▶ _Work required_: Send back the entries below exactly as they appear.

◇ ◇ ◇ ◇ ◇

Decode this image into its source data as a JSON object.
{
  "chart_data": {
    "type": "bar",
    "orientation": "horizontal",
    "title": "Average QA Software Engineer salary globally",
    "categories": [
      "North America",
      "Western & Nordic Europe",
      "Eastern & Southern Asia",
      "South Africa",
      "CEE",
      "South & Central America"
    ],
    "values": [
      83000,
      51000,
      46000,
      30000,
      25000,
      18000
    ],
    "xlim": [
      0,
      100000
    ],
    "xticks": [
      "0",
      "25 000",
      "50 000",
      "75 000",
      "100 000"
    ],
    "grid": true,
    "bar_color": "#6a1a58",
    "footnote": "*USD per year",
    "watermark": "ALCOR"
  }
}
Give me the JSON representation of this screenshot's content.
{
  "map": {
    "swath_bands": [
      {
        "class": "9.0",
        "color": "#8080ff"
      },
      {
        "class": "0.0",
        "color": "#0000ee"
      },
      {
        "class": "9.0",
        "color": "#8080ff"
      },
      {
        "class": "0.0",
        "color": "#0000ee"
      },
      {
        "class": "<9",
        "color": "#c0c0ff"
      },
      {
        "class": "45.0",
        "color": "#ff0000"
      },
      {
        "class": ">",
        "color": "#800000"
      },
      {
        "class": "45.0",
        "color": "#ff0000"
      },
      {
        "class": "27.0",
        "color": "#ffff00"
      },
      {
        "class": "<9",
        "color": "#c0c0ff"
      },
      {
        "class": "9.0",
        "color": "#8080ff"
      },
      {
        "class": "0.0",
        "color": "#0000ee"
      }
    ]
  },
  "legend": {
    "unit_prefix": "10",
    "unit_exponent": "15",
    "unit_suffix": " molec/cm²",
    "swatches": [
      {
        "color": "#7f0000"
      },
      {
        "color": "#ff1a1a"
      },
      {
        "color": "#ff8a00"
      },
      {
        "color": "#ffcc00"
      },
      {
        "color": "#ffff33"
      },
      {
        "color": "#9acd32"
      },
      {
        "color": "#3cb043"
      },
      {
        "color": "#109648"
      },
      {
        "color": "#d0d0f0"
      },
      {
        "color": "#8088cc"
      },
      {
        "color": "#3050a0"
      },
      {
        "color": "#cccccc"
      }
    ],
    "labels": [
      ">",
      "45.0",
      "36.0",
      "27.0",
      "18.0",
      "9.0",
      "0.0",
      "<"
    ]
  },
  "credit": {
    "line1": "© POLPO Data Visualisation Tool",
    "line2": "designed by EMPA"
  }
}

◇ ◇ ◇ ◇ ◇

▶ _Response to this task_:
Decode this image into its source data as a JSON object.
{
  "chart_data": {
    "type": "bar",
    "orientation": "horizontal",
    "title": "Average QA Software Engineer salary globally",
    "categories": [
      "North America",
      "Western & Nordic Europe",
      "Eastern & Southern Asia",
      "South Africa",
      "CEE",
      "South & Central America"
    ],
    "values": [
      83000,
      51000,
      46000,
      30000,
      25000,
      18000
    ],
    "xlim": [
      0,
      100000
    ],
    "xticks": [
      "0",
      "25 000",
      "50 000",
      "75 000",
      "100 000"
    ],
    "grid": true,
    "bar_color": "#6a1a58",
    "footnote": "*USD per year",
    "watermark": "ALCOR"
  }
}
Give me the JSON representation of this screenshot's content.
{
  "map": {
    "swath_bands": [
      {
        "class": "9.0",
        "color": "#8080ff"
      },
      {
        "class": "0.0",
        "color": "#0000ee"
      },
      {
        "class": "9.0",
        "color": "#8080ff"
      },
      {
        "class": "0.0",
        "color": "#0000ee"
      },
      {
        "class": "<9",
        "color": "#c0c0ff"
      },
      {
        "class": "45.0",
        "color": "#ff0000"
      },
      {
        "class": ">",
        "color": "#800000"
      },
      {
        "class": "45.0",
        "color": "#ff0000"
      },
      {
        "class": "27.0",
        "color": "#ffff00"
      },
      {
        "class": "<9",
        "color": "#c0c0ff"
      },
      {
        "class": "9.0",
        "color": "#8080ff"
      },
      {
        "class": "0.0",
        "color": "#0000ee"
      }
    ]
  },
  "legend": {
    "unit_prefix": "10",
    "unit_exponent": "15",
    "unit_suffix": " molec/cm²",
    "swatches": [
      {
        "color": "#7f0000"
      },
      {
        "color": "#ff1a1a"
      },
      {
        "color": "#ff8a00"
      },
      {
        "color": "#ffcc00"
      },
      {
        "color": "#ffff33"
      },
      {
        "color": "#9acd32"
      },
      {
        "color": "#3cb043"
      },
      {
        "color": "#109648"
      },
      {
        "color": "#d0d0f0"
      },
      {
        "color": "#8088cc"
      },
      {
        "color": "#3050a0"
      },
      {
        "color": "#cccccc"
      }
    ],
    "labels": [
      ">",
      "45.0",
      "36.0",
      "27.0",
      "18.0",
      "9.0",
      "0.0",
      "<"
    ]
  },
  "credit": {
    "line1": "© POLPO Data Visualisation Tool",
    "line2": "designed by EMPA"
  }
}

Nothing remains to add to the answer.